Passage given:
%%

G.984, commonly known as GPON (gigabit-capable passive optical network), is a standard for passive optical networks (PON) published by the ITU-T. It is commonly used to implement the outermost link to the customer (last kilometre or last mile) of fibre-to-the-premises (FTTP) services.

GPON puts requirements on the optical medium and the hardware used to access it, and defines the manner in which ethernet frames are converted to an optical signal, as well as the parameters of that signal. The bandwidth of the single connection between the OLT (optical line termination) and the ONTs (optical network terminals) is 2.4Gbit/s down, 1.2Gbit/s up, or rarely symmetric 2.4Gbit/s, shared between up to 128 ONTs using a time-division multiple access (TDMA) protocol, which the standard defines. GPON specifies protocols for error correction (Reed–Solomon) and encryption (AES), and defines a protocol for line control (OMCI) which includes authentication (LOID, Serial number and/or Password).

Though implementations of GPON share a lot of common features, many features were left undefined, thus in practice, there is little compatibility between the various implementations. Specifically, the exact kind of fibre cable and connectors to use is undefined.

The primary optical transmitter, known as the Optical Line Terminal (OLT), is housed within the central office of the telecommunications operator. A laser in the OLT injects photons from the central office into a glass-and-plastic fiber-optic cable that terminates at a passive optical splitter. The splitter divides the single signal from the central office into many signals that can be sent to up to 64 consumers. The number of consumers serviced by a single laser is determined by the operator's engineering criteria, which may opt to reduce the number to 32 consumers. Furthermore, the operator may choose to divide the signal twice, for example, once into eight and again farther down the line. The maximum distance between the central office and the site can be 20 kilometers, however operators will normally limit it to 16 kilometers in order to maintain a high level of service.

In contrast to ADSL technology, which deteriorates as the distance between the central office and the household rises, with severe signal loss beyond 3km, all houses may enjoy high-speed internet within the 16km range of a fibre central office.

%%

Supplied information:
%%

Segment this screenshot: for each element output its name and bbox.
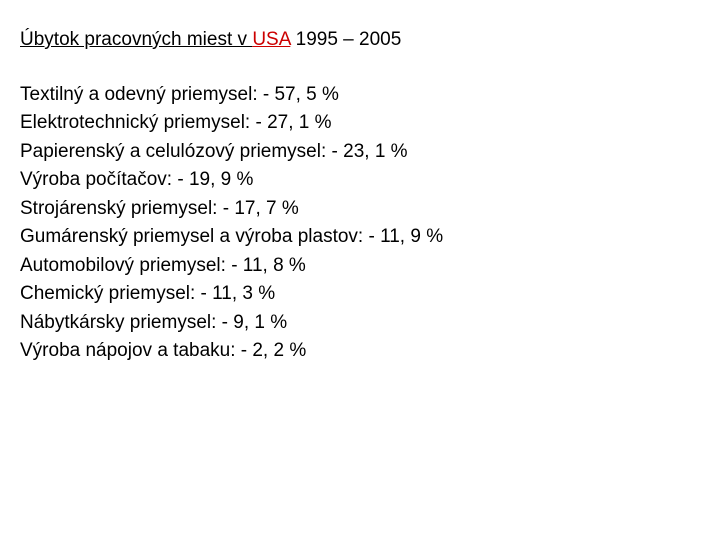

%%

Goals:
- A) Print the passage on GPON from "Though implementations of" to "use is undefined." without any changes.
- B) Proceed with the passage on GPON, picking it up after its final sentence.

Responses to the exercise:
- A)
Though implementations of GPON share a lot of common features, many features were left undefined, thus in practice, there is little compatibility between the various implementations. Specifically, the exact kind of fibre cable and connectors to use is undefined.

- B)
The standards

The first version of GPON was ratified in 2003. Since then, it has been expanded upon and revised several times. Work on the standard continues. As of July 2018, G.984.5 is currently being revised. The most recent version comprises seven parts:

 G.984.1 : General characteristics, 2008, with amendment 1 (2009) and 2 (2012)
 G.984.2 : Physical Media Dependent (PMD) layer specification, 2003, with amendment 1 (2006) and 2 (2008)
 G.984.3 : Transmission convergence layer specification, 2008, with amendments 1 (2009), 2 (2009), 3 (2012) and erratum 1 (2010)
 G.984.4 : ONT management and control interface (OMCI) specification, 2008, with amendments 1 (2009), 2 (2009), 3 (2010), erratum 1 (2009), corrigendum 1 (2010), and an implementer's guide (2009)
 G.984.5 : Enhancement Band, 2014, Coexistence with future WDM PON technology on the same medium
 G.984.6 : Reach extension (2008), with amendments 1 (2009) and 2 (2012)
 G.984.7 : Long reach (2010)

The GPON OMCI recommendation G.984.4 draws on G.983.2, which defines the BPON management model. However, G.984.4 removed all references to ATM. G.988 is a stand-alone OMCI recommendation and supersedes G.984.4 except for GPON specifics that are not defined in G.988. Future work on the PON management model is expected to appear only in the GPON space.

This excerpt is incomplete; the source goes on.